WORK TO DO — Reproduce the listing exactly, with no pictures in your copy.

(Data tied to figure images)
______________________________

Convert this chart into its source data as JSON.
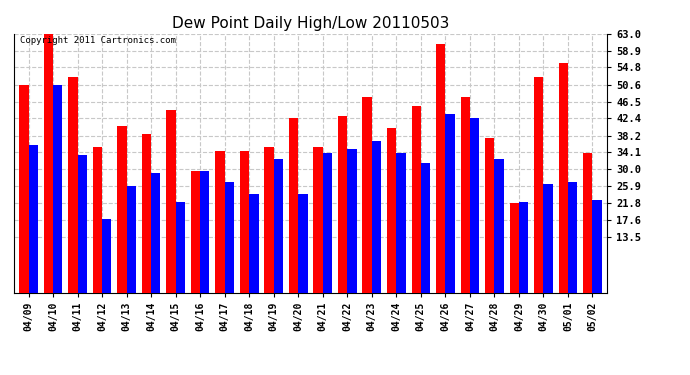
{
  "title": "Dew Point Daily High/Low 20110503",
  "copyright": "Copyright 2011 Cartronics.com",
  "dates": [
    "04/09",
    "04/10",
    "04/11",
    "04/12",
    "04/13",
    "04/14",
    "04/15",
    "04/16",
    "04/17",
    "04/18",
    "04/19",
    "04/20",
    "04/21",
    "04/22",
    "04/23",
    "04/24",
    "04/25",
    "04/26",
    "04/27",
    "04/28",
    "04/29",
    "04/30",
    "05/01",
    "05/02"
  ],
  "highs": [
    50.6,
    63.0,
    52.5,
    35.5,
    40.5,
    38.5,
    44.5,
    29.5,
    34.5,
    34.5,
    35.5,
    42.5,
    35.5,
    43.0,
    47.5,
    40.0,
    45.5,
    60.5,
    47.5,
    37.5,
    21.8,
    52.5,
    56.0,
    34.0
  ],
  "lows": [
    36.0,
    50.6,
    33.5,
    18.0,
    26.0,
    29.0,
    22.0,
    29.5,
    27.0,
    24.0,
    32.5,
    24.0,
    34.0,
    35.0,
    37.0,
    34.0,
    31.5,
    43.5,
    42.5,
    32.5,
    22.0,
    26.5,
    27.0,
    22.5
  ],
  "high_color": "#ff0000",
  "low_color": "#0000ff",
  "bg_color": "#ffffff",
  "grid_color": "#c8c8c8",
  "yticks": [
    13.5,
    17.6,
    21.8,
    25.9,
    30.0,
    34.1,
    38.2,
    42.4,
    46.5,
    50.6,
    54.8,
    58.9,
    63.0
  ],
  "ymin": 0,
  "ymax": 63.0,
  "bar_width": 0.38,
  "figwidth": 6.9,
  "figheight": 3.75,
  "dpi": 100
}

______________________________

TASK ANSWER —
Convert this chart into its source data as JSON.
{
  "title": "Dew Point Daily High/Low 20110503",
  "copyright": "Copyright 2011 Cartronics.com",
  "dates": [
    "04/09",
    "04/10",
    "04/11",
    "04/12",
    "04/13",
    "04/14",
    "04/15",
    "04/16",
    "04/17",
    "04/18",
    "04/19",
    "04/20",
    "04/21",
    "04/22",
    "04/23",
    "04/24",
    "04/25",
    "04/26",
    "04/27",
    "04/28",
    "04/29",
    "04/30",
    "05/01",
    "05/02"
  ],
  "highs": [
    50.6,
    63.0,
    52.5,
    35.5,
    40.5,
    38.5,
    44.5,
    29.5,
    34.5,
    34.5,
    35.5,
    42.5,
    35.5,
    43.0,
    47.5,
    40.0,
    45.5,
    60.5,
    47.5,
    37.5,
    21.8,
    52.5,
    56.0,
    34.0
  ],
  "lows": [
    36.0,
    50.6,
    33.5,
    18.0,
    26.0,
    29.0,
    22.0,
    29.5,
    27.0,
    24.0,
    32.5,
    24.0,
    34.0,
    35.0,
    37.0,
    34.0,
    31.5,
    43.5,
    42.5,
    32.5,
    22.0,
    26.5,
    27.0,
    22.5
  ],
  "high_color": "#ff0000",
  "low_color": "#0000ff",
  "bg_color": "#ffffff",
  "grid_color": "#c8c8c8",
  "yticks": [
    13.5,
    17.6,
    21.8,
    25.9,
    30.0,
    34.1,
    38.2,
    42.4,
    46.5,
    50.6,
    54.8,
    58.9,
    63.0
  ],
  "ymin": 0,
  "ymax": 63.0,
  "bar_width": 0.38,
  "figwidth": 6.9,
  "figheight": 3.75,
  "dpi": 100
}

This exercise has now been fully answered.